■ Work to do: Transcribe the listing exactly, leaving out every picture.

+++ Material for this task +++

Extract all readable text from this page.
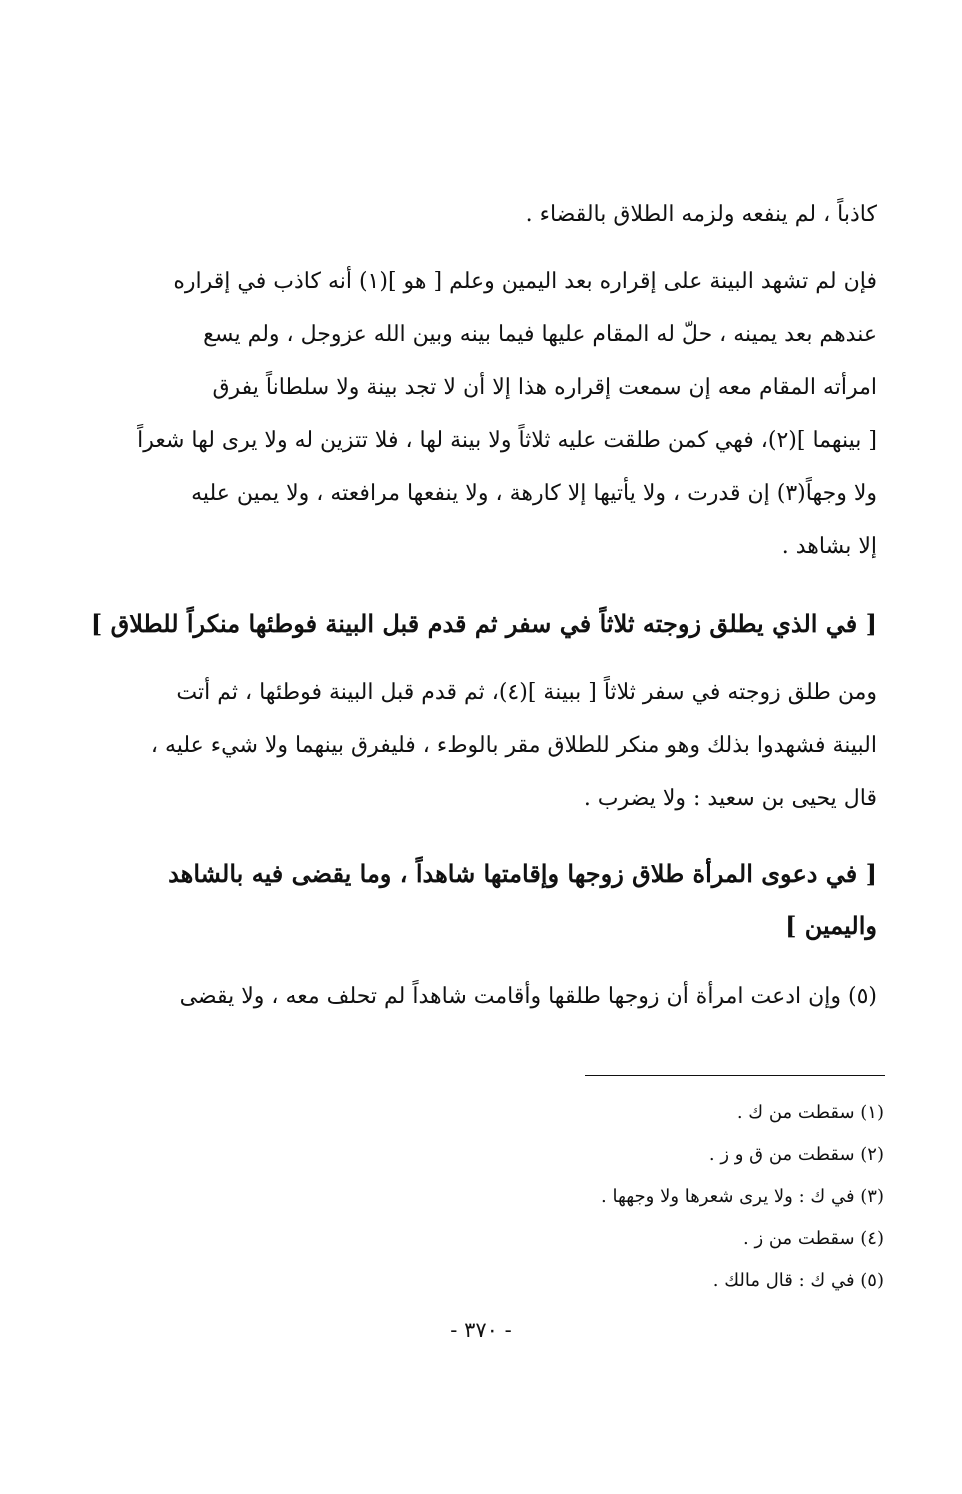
كاذباً ، لم ينفعه ولزمه الطلاق بالقضاء .
فإن لم تشهد البينة على إقراره بعد اليمين وعلم [ هو ](١) أنه كاذب في إقراره
عندهم بعد يمينه ، حلّ له المقام عليها فيما بينه وبين الله عزوجل ، ولم يسع
امرأته المقام معه إن سمعت إقراره هذا إلا أن لا تجد بينة ولا سلطاناً يفرق
[ بينهما ](٢)، فهي كمن طلقت عليه ثلاثاً ولا بينة لها ، فلا تتزين له ولا يرى لها شعراً
ولا وجهاً(٣) إن قدرت ، ولا يأتيها إلا كارهة ، ولا ينفعها مرافعته ، ولا يمين عليه
إلا بشاهد .
[ في الذي يطلق زوجته ثلاثاً في سفر ثم قدم قبل البينة فوطئها منكراً للطلاق ]
ومن طلق زوجته في سفر ثلاثاً [ ببينة ](٤)، ثم قدم قبل البينة فوطئها ، ثم أتت
البينة فشهدوا بذلك وهو منكر للطلاق مقر بالوطء ، فليفرق بينهما ولا شيء عليه ،
قال يحيى بن سعيد : ولا يضرب .
[ في دعوى المرأة طلاق زوجها وإقامتها شاهداً ، وما يقضى فيه بالشاهد
واليمين ]
(٥) وإن ادعت امرأة أن زوجها طلقها وأقامت شاهداً لم تحلف معه ، ولا يقضى
(١) سقطت من ك .
(٢) سقطت من ق و ز .
(٣) في ك : ولا يرى شعرها ولا وجهها .
(٤) سقطت من ز .
(٥) في ك : قال مالك .
- ٣٧٠ -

+++

■ Exercise output:
Extract all readable text from this page.
كاذباً ، لم ينفعه ولزمه الطلاق بالقضاء .
فإن لم تشهد البينة على إقراره بعد اليمين وعلم [ هو ](١) أنه كاذب في إقراره
عندهم بعد يمينه ، حلّ له المقام عليها فيما بينه وبين الله عزوجل ، ولم يسع
امرأته المقام معه إن سمعت إقراره هذا إلا أن لا تجد بينة ولا سلطاناً يفرق
[ بينهما ](٢)، فهي كمن طلقت عليه ثلاثاً ولا بينة لها ، فلا تتزين له ولا يرى لها شعراً
ولا وجهاً(٣) إن قدرت ، ولا يأتيها إلا كارهة ، ولا ينفعها مرافعته ، ولا يمين عليه
إلا بشاهد .
[ في الذي يطلق زوجته ثلاثاً في سفر ثم قدم قبل البينة فوطئها منكراً للطلاق ]
ومن طلق زوجته في سفر ثلاثاً [ ببينة ](٤)، ثم قدم قبل البينة فوطئها ، ثم أتت
البينة فشهدوا بذلك وهو منكر للطلاق مقر بالوطء ، فليفرق بينهما ولا شيء عليه ،
قال يحيى بن سعيد : ولا يضرب .
[ في دعوى المرأة طلاق زوجها وإقامتها شاهداً ، وما يقضى فيه بالشاهد
واليمين ]
(٥) وإن ادعت امرأة أن زوجها طلقها وأقامت شاهداً لم تحلف معه ، ولا يقضى
(١) سقطت من ك .
(٢) سقطت من ق و ز .
(٣) في ك : ولا يرى شعرها ولا وجهها .
(٤) سقطت من ز .
(٥) في ك : قال مالك .
- ٣٧٠ -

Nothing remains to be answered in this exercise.